Whenever a line contains the string "this", copy it out of the entries.

## Begin

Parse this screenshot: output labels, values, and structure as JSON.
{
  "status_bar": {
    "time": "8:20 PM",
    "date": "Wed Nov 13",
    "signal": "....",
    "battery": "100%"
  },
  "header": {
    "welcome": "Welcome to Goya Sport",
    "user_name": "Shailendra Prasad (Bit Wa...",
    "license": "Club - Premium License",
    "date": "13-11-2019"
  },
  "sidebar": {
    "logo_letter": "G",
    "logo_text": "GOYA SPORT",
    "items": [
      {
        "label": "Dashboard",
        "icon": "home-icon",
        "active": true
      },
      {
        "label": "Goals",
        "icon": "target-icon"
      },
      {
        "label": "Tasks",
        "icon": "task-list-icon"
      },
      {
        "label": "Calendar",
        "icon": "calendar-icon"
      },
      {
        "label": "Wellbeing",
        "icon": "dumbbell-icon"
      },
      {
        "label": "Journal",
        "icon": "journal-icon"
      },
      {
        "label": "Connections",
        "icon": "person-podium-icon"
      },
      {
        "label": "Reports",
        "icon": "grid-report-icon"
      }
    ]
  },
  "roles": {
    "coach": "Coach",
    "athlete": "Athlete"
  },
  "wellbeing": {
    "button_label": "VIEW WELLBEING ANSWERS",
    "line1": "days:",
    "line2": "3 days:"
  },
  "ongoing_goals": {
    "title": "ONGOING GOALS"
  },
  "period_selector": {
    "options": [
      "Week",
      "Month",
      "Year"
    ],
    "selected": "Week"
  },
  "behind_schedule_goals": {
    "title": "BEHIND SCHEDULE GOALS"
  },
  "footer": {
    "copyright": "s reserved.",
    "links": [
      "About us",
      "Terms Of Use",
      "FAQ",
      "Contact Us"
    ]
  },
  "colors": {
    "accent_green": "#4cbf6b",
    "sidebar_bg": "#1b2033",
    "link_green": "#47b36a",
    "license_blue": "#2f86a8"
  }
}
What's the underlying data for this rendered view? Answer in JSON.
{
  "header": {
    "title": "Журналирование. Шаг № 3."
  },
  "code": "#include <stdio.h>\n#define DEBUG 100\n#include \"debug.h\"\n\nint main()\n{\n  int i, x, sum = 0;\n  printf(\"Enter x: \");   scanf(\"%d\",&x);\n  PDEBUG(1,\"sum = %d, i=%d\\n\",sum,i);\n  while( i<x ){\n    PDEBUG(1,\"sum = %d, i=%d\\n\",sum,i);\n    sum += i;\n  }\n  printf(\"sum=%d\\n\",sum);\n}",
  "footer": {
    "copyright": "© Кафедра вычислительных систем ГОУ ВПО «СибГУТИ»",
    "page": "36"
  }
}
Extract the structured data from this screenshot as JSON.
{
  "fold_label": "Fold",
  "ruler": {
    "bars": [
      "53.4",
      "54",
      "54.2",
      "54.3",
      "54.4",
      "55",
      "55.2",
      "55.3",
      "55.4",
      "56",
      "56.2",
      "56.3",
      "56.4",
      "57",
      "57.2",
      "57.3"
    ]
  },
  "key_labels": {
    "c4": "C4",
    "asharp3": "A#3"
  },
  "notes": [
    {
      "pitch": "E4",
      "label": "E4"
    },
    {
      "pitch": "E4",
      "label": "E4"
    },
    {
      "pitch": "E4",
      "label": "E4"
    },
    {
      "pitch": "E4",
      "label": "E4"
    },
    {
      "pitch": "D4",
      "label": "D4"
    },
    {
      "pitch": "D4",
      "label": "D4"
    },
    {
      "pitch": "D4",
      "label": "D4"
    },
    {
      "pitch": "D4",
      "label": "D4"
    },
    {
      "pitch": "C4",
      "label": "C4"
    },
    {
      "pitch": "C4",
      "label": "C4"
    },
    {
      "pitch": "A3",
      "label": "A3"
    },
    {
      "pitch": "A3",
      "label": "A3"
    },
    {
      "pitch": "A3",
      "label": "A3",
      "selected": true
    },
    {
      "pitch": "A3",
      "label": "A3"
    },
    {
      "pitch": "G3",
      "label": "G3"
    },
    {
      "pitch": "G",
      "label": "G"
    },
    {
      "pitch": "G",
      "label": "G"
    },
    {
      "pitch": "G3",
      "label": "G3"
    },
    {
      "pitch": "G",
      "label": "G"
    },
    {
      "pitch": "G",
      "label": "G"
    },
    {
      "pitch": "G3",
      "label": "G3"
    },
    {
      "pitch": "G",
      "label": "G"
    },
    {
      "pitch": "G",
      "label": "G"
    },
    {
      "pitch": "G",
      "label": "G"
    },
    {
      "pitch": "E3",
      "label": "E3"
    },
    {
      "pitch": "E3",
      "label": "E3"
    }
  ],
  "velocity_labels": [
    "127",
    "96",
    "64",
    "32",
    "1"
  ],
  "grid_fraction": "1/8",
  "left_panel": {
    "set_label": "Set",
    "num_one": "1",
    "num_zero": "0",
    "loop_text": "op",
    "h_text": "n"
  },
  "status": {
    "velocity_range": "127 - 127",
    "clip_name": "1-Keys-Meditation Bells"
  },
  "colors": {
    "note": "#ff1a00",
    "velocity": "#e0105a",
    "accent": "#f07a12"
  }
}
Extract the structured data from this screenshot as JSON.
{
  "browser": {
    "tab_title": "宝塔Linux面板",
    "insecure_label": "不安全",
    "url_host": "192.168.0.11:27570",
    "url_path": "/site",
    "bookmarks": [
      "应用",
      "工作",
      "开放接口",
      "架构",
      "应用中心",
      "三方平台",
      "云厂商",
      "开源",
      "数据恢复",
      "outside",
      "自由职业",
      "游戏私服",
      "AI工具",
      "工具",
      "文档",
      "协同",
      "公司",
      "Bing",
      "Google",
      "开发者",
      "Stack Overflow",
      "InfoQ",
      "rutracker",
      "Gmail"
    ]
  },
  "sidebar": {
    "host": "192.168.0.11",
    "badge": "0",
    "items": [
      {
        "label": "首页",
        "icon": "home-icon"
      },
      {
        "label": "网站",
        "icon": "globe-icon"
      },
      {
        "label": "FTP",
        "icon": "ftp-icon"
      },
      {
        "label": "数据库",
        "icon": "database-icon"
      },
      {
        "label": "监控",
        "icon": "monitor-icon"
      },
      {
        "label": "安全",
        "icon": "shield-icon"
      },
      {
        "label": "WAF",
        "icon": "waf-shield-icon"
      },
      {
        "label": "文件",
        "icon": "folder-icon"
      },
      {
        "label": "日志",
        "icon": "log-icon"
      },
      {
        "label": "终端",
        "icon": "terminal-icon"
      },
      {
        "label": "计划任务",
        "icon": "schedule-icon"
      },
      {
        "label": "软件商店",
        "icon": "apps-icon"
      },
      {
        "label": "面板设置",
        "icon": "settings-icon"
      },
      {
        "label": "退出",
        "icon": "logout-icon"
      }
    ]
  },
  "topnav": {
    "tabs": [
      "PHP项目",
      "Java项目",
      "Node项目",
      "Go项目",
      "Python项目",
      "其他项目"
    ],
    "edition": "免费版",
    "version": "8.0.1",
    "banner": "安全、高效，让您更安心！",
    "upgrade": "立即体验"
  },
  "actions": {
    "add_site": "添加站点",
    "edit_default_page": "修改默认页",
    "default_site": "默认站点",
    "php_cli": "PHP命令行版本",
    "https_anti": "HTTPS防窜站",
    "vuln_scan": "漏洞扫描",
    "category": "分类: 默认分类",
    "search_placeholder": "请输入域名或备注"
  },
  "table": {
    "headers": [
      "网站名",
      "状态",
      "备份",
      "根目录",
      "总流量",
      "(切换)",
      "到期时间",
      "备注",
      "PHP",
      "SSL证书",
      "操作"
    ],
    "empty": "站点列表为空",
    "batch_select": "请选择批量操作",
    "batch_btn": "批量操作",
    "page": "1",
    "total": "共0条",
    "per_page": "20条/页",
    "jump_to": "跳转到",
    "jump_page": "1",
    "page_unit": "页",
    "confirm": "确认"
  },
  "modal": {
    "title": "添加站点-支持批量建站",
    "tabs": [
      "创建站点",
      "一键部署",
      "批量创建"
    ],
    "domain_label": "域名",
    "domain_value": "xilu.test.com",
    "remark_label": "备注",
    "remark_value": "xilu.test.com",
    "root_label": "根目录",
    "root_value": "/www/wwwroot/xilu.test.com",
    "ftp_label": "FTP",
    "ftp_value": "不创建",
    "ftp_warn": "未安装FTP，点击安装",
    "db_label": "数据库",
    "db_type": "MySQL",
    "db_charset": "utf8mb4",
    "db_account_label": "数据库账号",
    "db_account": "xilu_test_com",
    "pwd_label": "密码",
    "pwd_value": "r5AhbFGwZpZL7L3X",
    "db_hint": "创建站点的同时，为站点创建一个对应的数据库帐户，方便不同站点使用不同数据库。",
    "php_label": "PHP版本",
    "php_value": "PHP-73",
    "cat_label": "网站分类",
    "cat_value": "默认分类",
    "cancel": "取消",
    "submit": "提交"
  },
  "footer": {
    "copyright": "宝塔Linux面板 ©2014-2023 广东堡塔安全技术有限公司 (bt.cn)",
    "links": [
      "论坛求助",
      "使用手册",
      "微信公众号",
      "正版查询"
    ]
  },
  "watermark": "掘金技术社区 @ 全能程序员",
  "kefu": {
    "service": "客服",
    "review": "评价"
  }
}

## End

**Finished answer**
Parse this screenshot: output labels, values, and structure as JSON.
What's the underlying data for this rendered view? Answer in JSON.
Extract the structured data from this screenshot as JSON.
Extract the structured data from this screenshot as JSON.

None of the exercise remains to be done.